In the data below, find each line containing the string "JSON" and return it.

=-=-=-=-=

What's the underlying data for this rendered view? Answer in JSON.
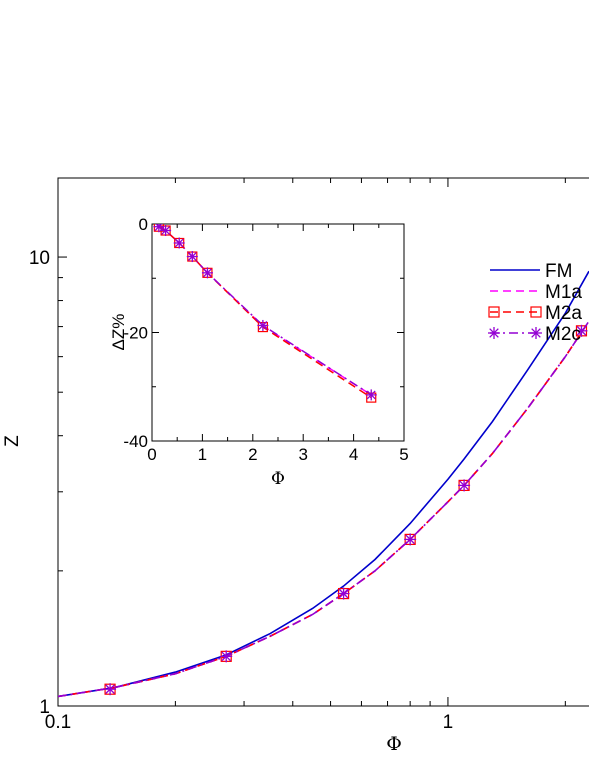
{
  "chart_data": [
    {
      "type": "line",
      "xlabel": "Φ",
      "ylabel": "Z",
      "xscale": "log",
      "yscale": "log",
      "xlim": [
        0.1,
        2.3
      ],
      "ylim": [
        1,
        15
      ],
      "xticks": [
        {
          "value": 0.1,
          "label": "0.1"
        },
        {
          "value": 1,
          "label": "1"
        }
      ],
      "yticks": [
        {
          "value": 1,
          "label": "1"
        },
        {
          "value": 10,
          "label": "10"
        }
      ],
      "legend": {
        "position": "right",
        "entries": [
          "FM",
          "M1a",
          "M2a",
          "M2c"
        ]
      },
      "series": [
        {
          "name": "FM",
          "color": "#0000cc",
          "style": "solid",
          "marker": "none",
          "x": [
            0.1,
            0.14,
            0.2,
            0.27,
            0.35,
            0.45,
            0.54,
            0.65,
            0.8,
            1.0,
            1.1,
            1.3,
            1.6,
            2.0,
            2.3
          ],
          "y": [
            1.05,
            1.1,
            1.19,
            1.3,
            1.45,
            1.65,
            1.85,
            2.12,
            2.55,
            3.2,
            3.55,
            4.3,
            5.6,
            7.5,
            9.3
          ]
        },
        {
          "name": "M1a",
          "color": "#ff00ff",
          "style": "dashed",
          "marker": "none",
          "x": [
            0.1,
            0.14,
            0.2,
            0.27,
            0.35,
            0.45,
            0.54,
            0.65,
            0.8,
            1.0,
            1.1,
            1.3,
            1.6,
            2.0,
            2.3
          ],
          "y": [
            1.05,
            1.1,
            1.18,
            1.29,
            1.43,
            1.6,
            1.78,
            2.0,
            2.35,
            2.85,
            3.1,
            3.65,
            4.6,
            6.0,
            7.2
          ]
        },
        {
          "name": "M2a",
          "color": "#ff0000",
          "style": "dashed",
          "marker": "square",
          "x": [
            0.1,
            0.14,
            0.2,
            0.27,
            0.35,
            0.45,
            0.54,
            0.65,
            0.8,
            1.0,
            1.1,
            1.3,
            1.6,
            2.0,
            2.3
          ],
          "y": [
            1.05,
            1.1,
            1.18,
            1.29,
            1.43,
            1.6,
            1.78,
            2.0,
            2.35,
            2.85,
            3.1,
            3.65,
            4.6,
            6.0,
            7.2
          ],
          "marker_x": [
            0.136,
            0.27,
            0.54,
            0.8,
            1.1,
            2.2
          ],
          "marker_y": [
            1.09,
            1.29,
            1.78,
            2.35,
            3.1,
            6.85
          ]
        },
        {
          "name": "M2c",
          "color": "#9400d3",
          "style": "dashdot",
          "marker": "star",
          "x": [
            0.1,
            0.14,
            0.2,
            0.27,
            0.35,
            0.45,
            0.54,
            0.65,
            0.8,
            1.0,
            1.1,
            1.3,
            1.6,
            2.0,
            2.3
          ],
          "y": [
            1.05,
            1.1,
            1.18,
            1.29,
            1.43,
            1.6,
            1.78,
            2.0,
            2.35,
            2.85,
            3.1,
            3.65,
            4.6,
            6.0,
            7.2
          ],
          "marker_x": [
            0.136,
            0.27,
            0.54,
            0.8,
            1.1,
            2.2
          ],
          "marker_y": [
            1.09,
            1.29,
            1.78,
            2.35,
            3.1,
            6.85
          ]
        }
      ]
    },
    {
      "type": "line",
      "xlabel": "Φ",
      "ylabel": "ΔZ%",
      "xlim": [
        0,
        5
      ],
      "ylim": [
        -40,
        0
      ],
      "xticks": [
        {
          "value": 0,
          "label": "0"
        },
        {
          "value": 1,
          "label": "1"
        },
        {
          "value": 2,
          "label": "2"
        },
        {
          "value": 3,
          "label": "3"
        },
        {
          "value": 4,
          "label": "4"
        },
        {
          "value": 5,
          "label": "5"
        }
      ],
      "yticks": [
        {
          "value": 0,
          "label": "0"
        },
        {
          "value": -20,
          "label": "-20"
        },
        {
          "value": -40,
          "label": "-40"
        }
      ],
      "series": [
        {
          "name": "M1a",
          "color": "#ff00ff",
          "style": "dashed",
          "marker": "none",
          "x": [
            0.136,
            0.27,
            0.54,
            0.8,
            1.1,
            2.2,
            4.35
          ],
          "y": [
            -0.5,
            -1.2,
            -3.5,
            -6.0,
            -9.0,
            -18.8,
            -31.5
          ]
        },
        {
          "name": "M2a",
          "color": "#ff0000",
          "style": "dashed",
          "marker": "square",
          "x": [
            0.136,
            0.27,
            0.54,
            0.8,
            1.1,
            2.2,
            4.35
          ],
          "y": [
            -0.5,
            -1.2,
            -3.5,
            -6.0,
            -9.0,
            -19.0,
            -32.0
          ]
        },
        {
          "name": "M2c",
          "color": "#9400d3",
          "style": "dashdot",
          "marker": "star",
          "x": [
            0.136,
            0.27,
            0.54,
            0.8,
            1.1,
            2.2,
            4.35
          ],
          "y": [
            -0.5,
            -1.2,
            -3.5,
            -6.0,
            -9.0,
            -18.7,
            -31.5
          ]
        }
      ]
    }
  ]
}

=-=-=-=-=

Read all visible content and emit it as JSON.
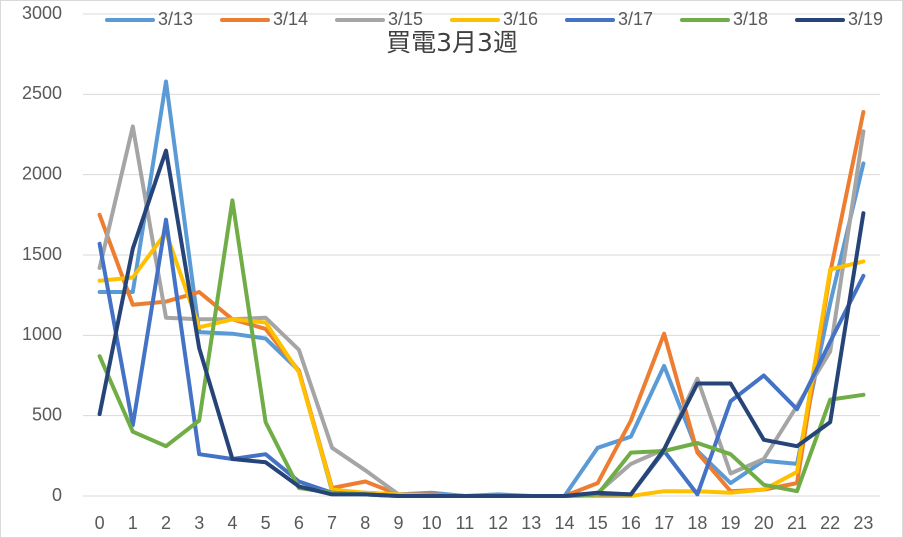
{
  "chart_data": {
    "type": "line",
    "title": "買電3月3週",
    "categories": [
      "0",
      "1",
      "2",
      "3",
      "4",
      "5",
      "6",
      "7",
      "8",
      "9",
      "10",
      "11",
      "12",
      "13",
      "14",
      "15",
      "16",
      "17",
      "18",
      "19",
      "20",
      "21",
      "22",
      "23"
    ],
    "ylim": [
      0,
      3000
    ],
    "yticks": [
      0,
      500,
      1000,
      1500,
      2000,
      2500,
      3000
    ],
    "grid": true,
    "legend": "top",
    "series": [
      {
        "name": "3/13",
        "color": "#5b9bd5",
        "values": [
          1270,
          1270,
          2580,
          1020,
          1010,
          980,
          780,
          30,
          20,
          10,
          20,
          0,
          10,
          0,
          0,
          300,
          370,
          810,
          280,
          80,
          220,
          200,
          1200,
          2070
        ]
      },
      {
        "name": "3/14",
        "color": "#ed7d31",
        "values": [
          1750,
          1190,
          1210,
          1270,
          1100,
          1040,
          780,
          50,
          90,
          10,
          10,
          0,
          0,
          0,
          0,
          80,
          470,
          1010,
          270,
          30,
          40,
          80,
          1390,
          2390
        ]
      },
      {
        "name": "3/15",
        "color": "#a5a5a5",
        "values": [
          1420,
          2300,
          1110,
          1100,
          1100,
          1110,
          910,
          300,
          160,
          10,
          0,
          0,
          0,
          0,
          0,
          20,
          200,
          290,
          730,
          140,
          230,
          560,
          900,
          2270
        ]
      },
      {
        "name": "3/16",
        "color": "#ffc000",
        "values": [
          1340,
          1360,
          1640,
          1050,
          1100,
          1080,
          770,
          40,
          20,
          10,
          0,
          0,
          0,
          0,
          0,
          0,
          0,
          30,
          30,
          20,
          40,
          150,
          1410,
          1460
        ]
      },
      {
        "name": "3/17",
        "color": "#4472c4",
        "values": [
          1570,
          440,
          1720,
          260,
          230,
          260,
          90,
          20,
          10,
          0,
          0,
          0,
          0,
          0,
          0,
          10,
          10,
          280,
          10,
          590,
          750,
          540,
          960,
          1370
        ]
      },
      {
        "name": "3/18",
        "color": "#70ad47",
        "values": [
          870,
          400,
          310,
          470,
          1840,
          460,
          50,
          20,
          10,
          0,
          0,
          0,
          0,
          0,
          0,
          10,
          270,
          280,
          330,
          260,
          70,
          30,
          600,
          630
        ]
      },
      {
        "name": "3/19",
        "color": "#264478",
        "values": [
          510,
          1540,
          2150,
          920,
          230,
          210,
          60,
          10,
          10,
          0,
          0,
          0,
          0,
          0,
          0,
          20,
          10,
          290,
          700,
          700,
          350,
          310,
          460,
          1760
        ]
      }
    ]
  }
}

=-=-=-=-=

**Solution to this exercise:**
What's the underlying data for this rendered view? Answer in JSON.
Read all visible content and emit it as JSON.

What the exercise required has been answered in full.